TASK TO CARRY OUT. Omit the images, then output each of the records below exactly.

DATA FOR THIS EXERCISE.
-=-=-=-=-
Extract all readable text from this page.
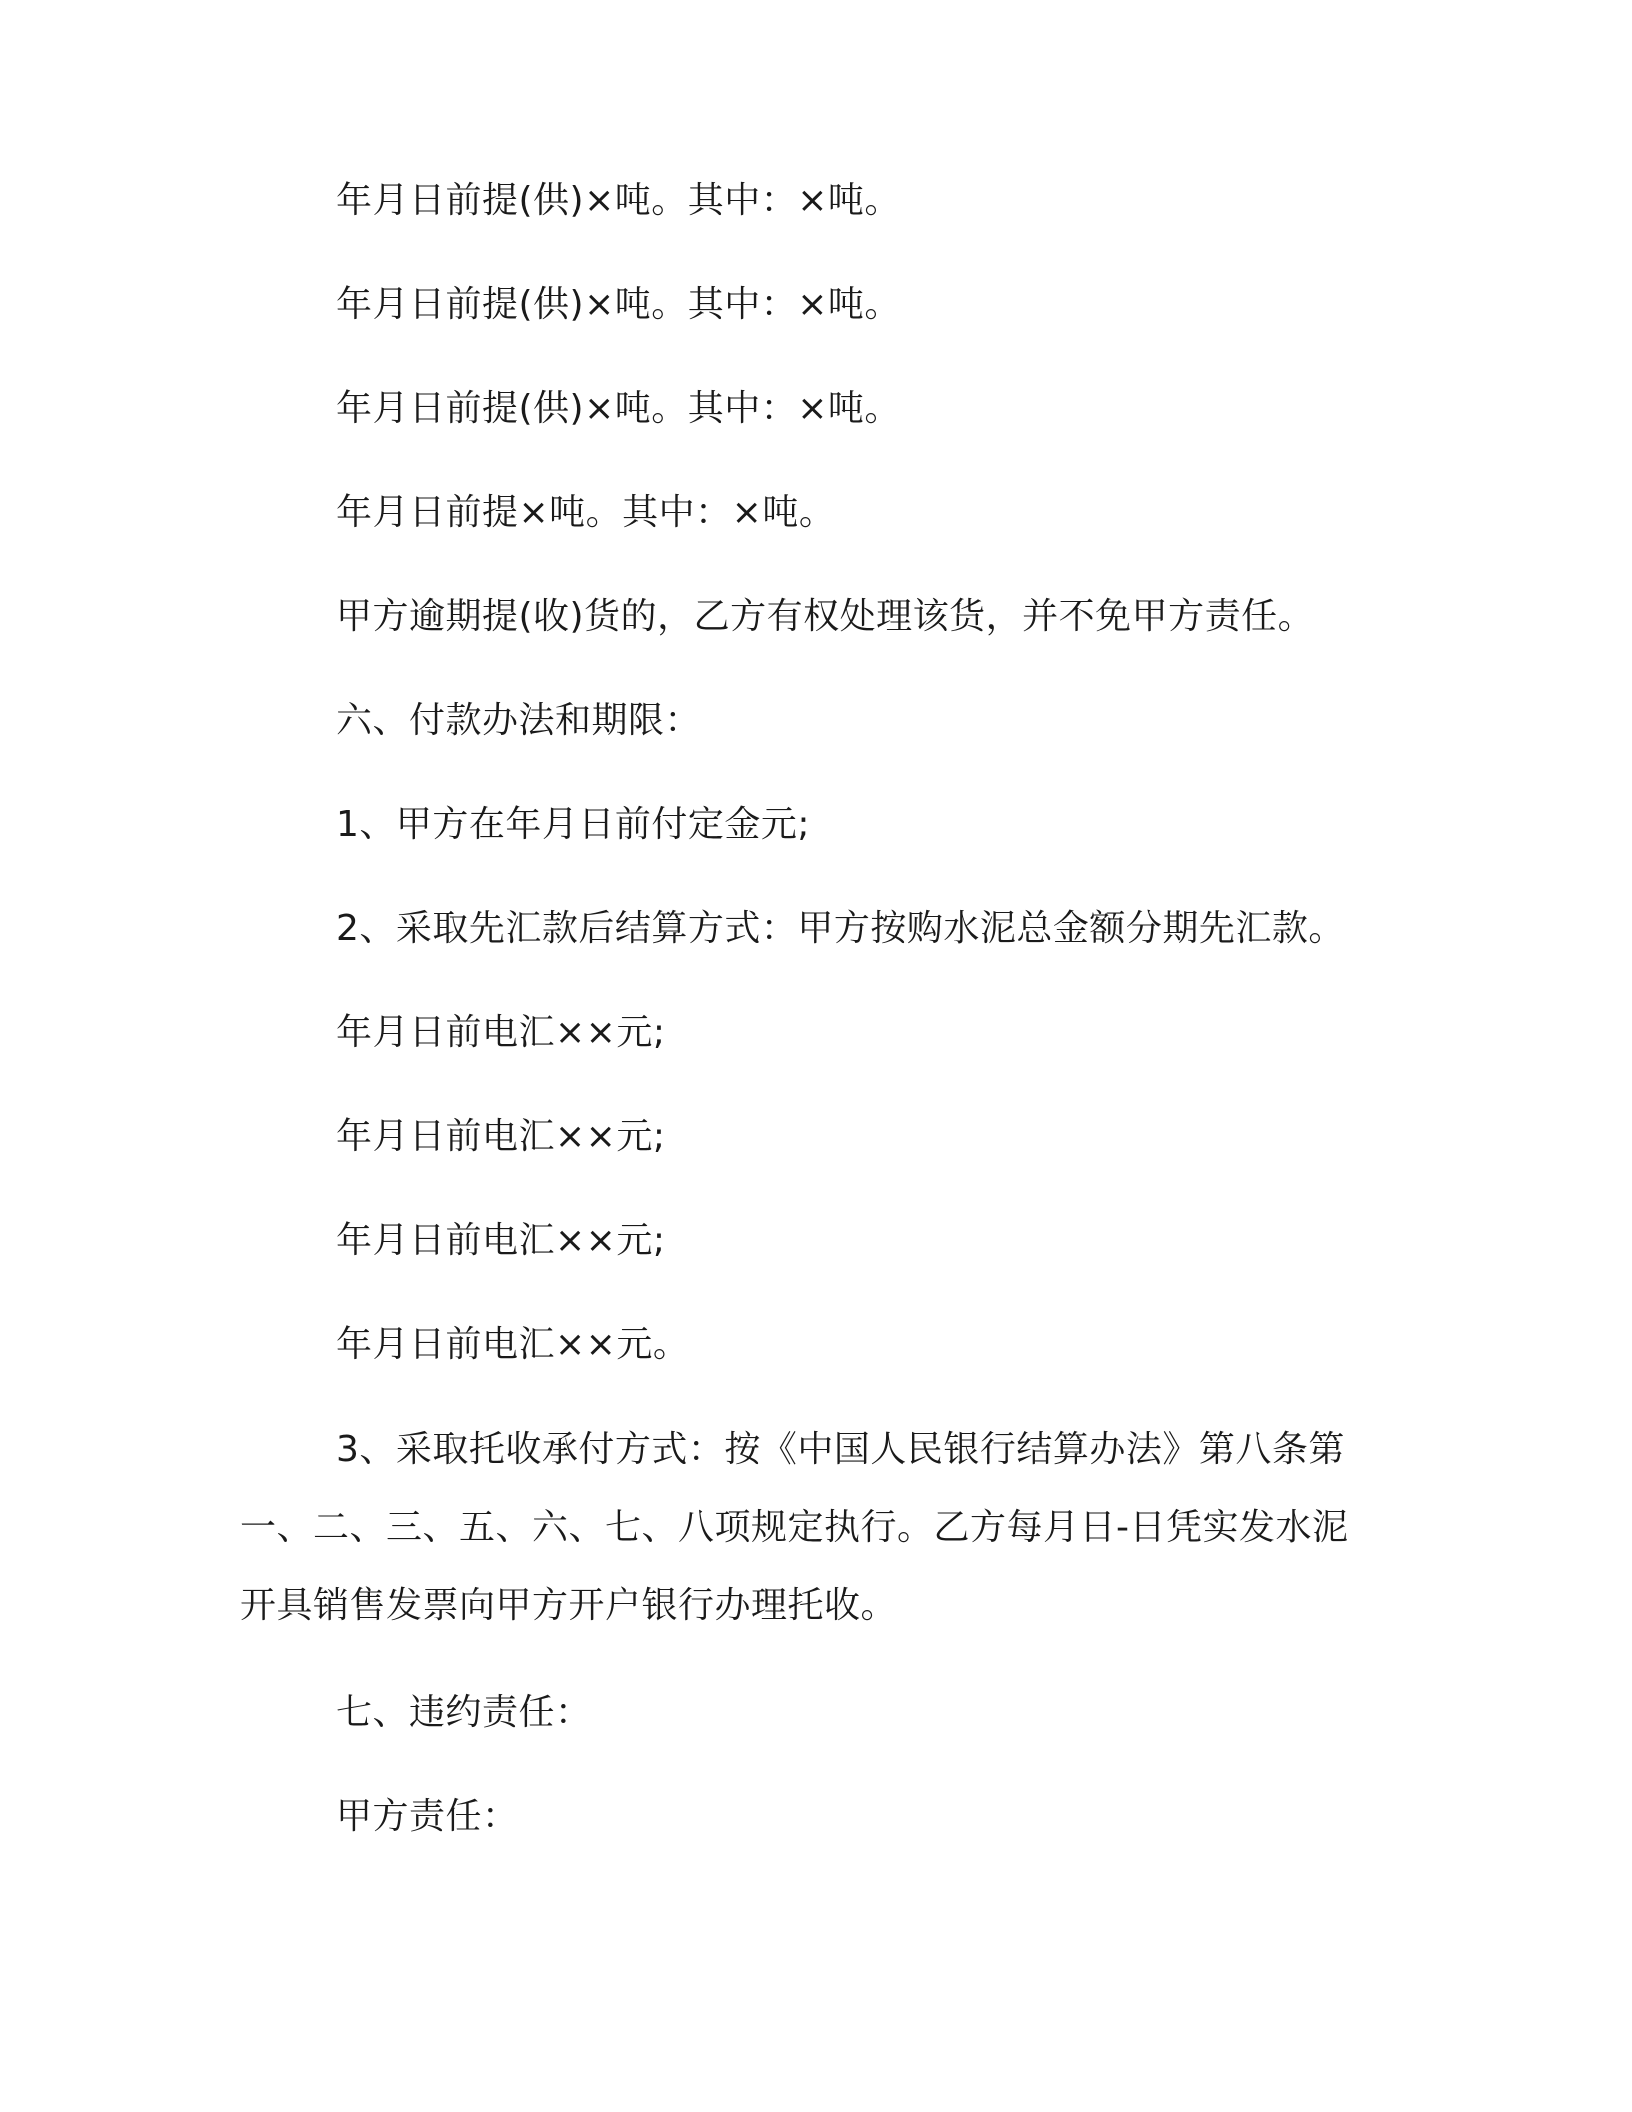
年月日前提(供)×吨。其中：×吨。

年月日前提(供)×吨。其中：×吨。

年月日前提(供)×吨。其中：×吨。

年月日前提×吨。其中：×吨。

甲方逾期提(收)货的，乙方有权处理该货，并不免甲方责任。

六、付款办法和期限：

1、甲方在年月日前付定金元;

2、采取先汇款后结算方式：甲方按购水泥总金额分期先汇款。

年月日前电汇××元;

年月日前电汇××元;

年月日前电汇××元;

年月日前电汇××元。

3、采取托收承付方式：按《中国人民银行结算办法》第八条第一、二、三、五、六、七、八项规定执行。乙方每月日-日凭实发水泥开具销售发票向甲方开户银行办理托收。

七、违约责任：

甲方责任：
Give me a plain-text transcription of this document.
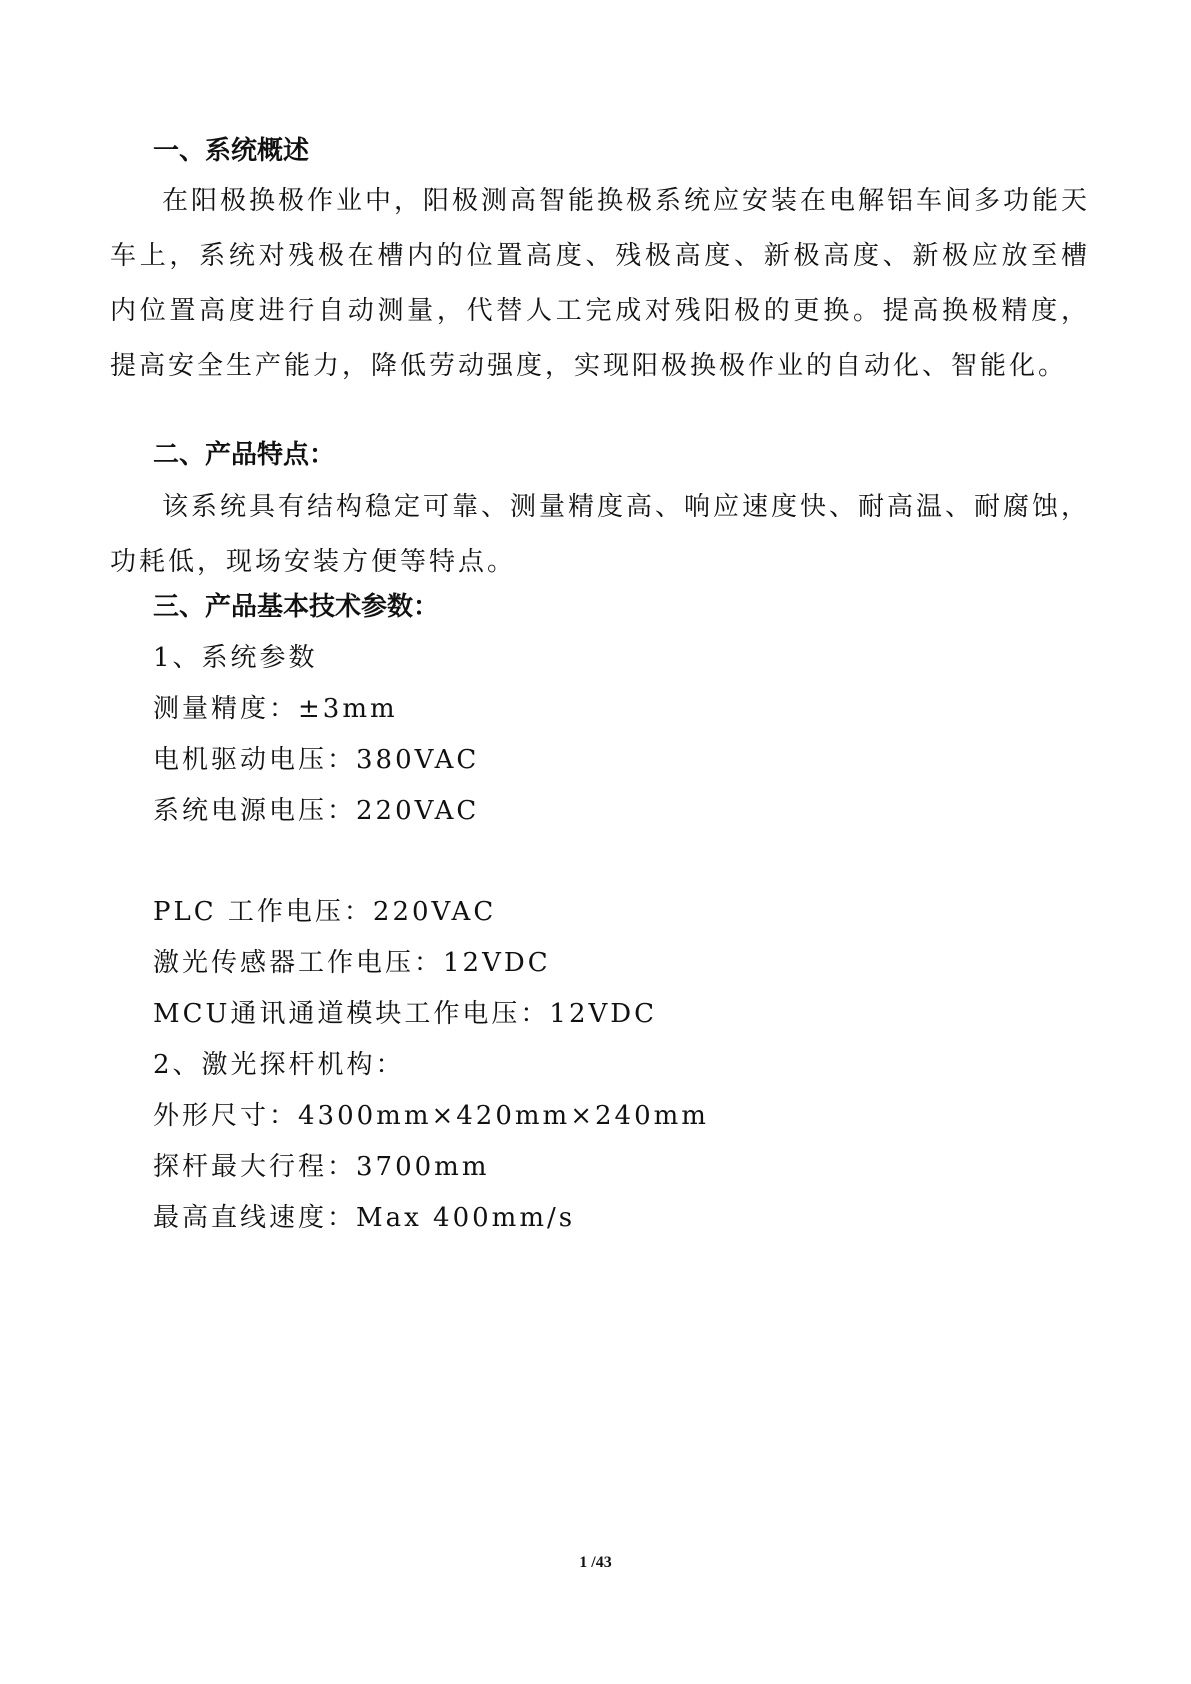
一、系统概述
在阳极换极作业中，阳极测高智能换极系统应安装在电解铝车间多功能天车上，系统对残极在槽内的位置高度、残极高度、新极高度、新极应放至槽内位置高度进行自动测量，代替人工完成对残阳极的更换。提高换极精度，提高安全生产能力，降低劳动强度，实现阳极换极作业的自动化、智能化。
二、产品特点：
该系统具有结构稳定可靠、测量精度高、响应速度快、耐高温、耐腐蚀，功耗低，现场安装方便等特点。
三、产品基本技术参数：
1、系统参数
测量精度：±3mm
电机驱动电压：380VAC
系统电源电压：220VAC
PLC 工作电压：220VAC
激光传感器工作电压：12VDC
MCU通讯通道模块工作电压：12VDC
2、激光探杆机构：
外形尺寸：4300mm×420mm×240mm
探杆最大行程：3700mm
最高直线速度：Max 400mm/s
1 /43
-=-=-=-=-
WRITTEN ANSWER.
Extract all readable text from this page.
年月日前提(供)×吨。其中：×吨。

年月日前提(供)×吨。其中：×吨。

年月日前提(供)×吨。其中：×吨。

年月日前提×吨。其中：×吨。

甲方逾期提(收)货的，乙方有权处理该货，并不免甲方责任。

六、付款办法和期限：

1、甲方在年月日前付定金元;

2、采取先汇款后结算方式：甲方按购水泥总金额分期先汇款。

年月日前电汇××元;

年月日前电汇××元;

年月日前电汇××元;

年月日前电汇××元。

3、采取托收承付方式：按《中国人民银行结算办法》第八条第一、二、三、五、六、七、八项规定执行。乙方每月日-日凭实发水泥开具销售发票向甲方开户银行办理托收。

七、违约责任：

甲方责任：
Give me a plain-text transcription of this document.
一、系统概述
在阳极换极作业中，阳极测高智能换极系统应安装在电解铝车间多功能天车上，系统对残极在槽内的位置高度、残极高度、新极高度、新极应放至槽内位置高度进行自动测量，代替人工完成对残阳极的更换。提高换极精度，提高安全生产能力，降低劳动强度，实现阳极换极作业的自动化、智能化。
二、产品特点：
该系统具有结构稳定可靠、测量精度高、响应速度快、耐高温、耐腐蚀，功耗低，现场安装方便等特点。
三、产品基本技术参数：
1、系统参数
测量精度：±3mm
电机驱动电压：380VAC
系统电源电压：220VAC
PLC 工作电压：220VAC
激光传感器工作电压：12VDC
MCU通讯通道模块工作电压：12VDC
2、激光探杆机构：
外形尺寸：4300mm×420mm×240mm
探杆最大行程：3700mm
最高直线速度：Max 400mm/s
1 /43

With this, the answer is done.